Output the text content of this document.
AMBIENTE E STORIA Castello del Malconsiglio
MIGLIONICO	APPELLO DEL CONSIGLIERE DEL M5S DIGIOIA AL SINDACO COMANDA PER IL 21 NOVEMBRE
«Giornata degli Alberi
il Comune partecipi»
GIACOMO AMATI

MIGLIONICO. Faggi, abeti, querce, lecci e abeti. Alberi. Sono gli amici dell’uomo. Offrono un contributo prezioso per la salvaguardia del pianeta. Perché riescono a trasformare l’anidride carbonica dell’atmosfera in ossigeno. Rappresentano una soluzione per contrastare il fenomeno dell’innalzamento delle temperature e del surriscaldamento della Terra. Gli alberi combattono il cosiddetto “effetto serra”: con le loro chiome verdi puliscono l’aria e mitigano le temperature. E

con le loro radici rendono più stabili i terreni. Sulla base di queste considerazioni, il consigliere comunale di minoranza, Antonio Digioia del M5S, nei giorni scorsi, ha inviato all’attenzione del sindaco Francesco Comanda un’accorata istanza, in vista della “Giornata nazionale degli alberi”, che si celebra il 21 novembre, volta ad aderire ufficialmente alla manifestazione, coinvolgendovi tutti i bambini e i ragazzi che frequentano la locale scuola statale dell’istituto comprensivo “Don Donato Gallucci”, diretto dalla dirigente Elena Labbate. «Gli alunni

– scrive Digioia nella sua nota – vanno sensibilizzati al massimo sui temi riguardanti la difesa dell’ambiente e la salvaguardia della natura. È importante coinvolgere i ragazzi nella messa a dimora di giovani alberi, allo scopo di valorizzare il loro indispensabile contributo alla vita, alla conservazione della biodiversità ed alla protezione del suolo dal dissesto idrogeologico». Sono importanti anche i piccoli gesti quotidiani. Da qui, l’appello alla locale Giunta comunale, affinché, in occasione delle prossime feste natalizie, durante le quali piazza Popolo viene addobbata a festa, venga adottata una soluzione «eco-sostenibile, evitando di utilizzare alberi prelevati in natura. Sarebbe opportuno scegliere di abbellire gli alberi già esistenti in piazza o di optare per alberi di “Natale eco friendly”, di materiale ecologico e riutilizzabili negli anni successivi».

========================================================================

REQUIREMENT -> Write out the records above again, keeping each one identical to the original.

TASK ANSWER ->
Output the text content of this document.
AMBIENTE E STORIA Castello del Malconsiglio
MIGLIONICO	APPELLO DEL CONSIGLIERE DEL M5S DIGIOIA AL SINDACO COMANDA PER IL 21 NOVEMBRE
«Giornata degli Alberi
il Comune partecipi»
GIACOMO AMATI

MIGLIONICO. Faggi, abeti, querce, lecci e abeti. Alberi. Sono gli amici dell’uomo. Offrono un contributo prezioso per la salvaguardia del pianeta. Perché riescono a trasformare l’anidride carbonica dell’atmosfera in ossigeno. Rappresentano una soluzione per contrastare il fenomeno dell’innalzamento delle temperature e del surriscaldamento della Terra. Gli alberi combattono il cosiddetto “effetto serra”: con le loro chiome verdi puliscono l’aria e mitigano le temperature. E

con le loro radici rendono più stabili i terreni. Sulla base di queste considerazioni, il consigliere comunale di minoranza, Antonio Digioia del M5S, nei giorni scorsi, ha inviato all’attenzione del sindaco Francesco Comanda un’accorata istanza, in vista della “Giornata nazionale degli alberi”, che si celebra il 21 novembre, volta ad aderire ufficialmente alla manifestazione, coinvolgendovi tutti i bambini e i ragazzi che frequentano la locale scuola statale dell’istituto comprensivo “Don Donato Gallucci”, diretto dalla dirigente Elena Labbate. «Gli alunni

– scrive Digioia nella sua nota – vanno sensibilizzati al massimo sui temi riguardanti la difesa dell’ambiente e la salvaguardia della natura. È importante coinvolgere i ragazzi nella messa a dimora di giovani alberi, allo scopo di valorizzare il loro indispensabile contributo alla vita, alla conservazione della biodiversità ed alla protezione del suolo dal dissesto idrogeologico». Sono importanti anche i piccoli gesti quotidiani. Da qui, l’appello alla locale Giunta comunale, affinché, in occasione delle prossime feste natalizie, durante le quali piazza Popolo viene addobbata a festa, venga adottata una soluzione «eco-sostenibile, evitando di utilizzare alberi prelevati in natura. Sarebbe opportuno scegliere di abbellire gli alberi già esistenti in piazza o di optare per alberi di “Natale eco friendly”, di materiale ecologico e riutilizzabili negli anni successivi».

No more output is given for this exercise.